[Stored records]
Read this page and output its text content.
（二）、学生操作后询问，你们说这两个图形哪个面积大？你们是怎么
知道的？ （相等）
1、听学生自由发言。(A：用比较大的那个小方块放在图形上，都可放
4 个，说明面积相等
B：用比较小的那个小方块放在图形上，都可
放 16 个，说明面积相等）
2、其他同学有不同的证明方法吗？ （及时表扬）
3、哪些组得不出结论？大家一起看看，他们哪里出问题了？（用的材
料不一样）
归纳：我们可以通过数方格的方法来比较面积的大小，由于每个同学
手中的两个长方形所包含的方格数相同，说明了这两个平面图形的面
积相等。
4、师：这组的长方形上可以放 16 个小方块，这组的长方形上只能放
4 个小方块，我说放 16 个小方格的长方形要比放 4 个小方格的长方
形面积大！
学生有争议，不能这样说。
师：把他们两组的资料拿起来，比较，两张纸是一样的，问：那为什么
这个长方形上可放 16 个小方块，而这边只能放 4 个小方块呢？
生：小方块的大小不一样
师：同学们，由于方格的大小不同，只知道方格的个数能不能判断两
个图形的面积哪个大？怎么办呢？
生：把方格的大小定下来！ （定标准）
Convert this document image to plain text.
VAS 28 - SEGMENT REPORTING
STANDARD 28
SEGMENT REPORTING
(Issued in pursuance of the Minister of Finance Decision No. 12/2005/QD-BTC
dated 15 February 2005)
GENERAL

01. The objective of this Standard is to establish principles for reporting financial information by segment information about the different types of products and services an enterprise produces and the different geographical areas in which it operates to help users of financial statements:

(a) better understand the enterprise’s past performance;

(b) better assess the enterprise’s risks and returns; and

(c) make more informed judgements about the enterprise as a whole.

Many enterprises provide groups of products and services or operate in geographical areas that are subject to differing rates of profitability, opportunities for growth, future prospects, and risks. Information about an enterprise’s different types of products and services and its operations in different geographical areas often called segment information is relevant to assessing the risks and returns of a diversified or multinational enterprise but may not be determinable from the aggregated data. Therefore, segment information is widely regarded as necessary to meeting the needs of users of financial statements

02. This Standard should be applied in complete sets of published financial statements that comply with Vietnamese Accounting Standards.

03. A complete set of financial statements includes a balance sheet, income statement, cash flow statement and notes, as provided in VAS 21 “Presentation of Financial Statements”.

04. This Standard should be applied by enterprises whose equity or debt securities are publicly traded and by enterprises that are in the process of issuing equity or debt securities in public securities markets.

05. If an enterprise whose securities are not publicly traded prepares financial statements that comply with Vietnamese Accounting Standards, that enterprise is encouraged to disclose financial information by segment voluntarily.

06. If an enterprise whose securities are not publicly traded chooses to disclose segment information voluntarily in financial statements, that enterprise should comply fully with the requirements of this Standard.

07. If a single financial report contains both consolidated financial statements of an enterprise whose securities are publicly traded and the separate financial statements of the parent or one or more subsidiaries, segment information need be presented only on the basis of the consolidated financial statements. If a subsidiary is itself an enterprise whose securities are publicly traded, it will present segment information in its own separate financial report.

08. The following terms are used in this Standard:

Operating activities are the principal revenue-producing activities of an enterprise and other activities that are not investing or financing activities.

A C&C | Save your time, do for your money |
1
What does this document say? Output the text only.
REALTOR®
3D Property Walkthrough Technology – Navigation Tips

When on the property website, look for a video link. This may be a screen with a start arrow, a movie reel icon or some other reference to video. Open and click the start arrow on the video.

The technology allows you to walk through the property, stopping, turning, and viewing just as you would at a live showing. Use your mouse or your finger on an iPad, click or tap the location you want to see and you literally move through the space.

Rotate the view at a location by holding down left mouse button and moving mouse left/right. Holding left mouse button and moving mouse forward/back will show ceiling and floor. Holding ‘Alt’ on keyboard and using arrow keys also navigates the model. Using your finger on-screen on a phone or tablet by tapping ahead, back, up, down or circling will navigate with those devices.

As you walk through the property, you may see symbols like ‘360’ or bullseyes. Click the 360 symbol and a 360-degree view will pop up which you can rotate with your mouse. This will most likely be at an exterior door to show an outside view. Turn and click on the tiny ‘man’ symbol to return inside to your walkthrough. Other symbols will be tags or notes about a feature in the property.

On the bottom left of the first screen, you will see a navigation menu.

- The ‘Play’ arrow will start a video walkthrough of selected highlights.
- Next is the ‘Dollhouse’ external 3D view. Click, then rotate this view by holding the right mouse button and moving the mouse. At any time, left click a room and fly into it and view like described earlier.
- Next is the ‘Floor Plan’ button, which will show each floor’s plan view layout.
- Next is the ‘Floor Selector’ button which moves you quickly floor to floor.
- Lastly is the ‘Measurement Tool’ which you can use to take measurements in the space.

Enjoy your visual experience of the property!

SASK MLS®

**WHAT YOU NEED TO DO**
Find the word "which" in the entries above and gather every line that holds it.

**ANSWER TO THIS EXERCISE**
01. The objective of this Standard is to establish principles for reporting financial information by segment information about the different types of products and services an enterprise produces and the different geographical areas in which it operates to help users of financial statements:
As you walk through the property, you may see symbols like ‘360’ or bullseyes. Click the 360 symbol and a 360-degree view will pop up which you can rotate with your mouse. This will most likely be at an exterior door to show an outside view. Turn and click on the tiny ‘man’ symbol to return inside to your walkthrough. Other symbols will be tags or notes about a feature in the property.
- Next is the ‘Floor Plan’ button, which will show each floor’s plan view layout.
- Next is the ‘Floor Selector’ button which moves you quickly floor to floor.
- Lastly is the ‘Measurement Tool’ which you can use to take measurements in the space.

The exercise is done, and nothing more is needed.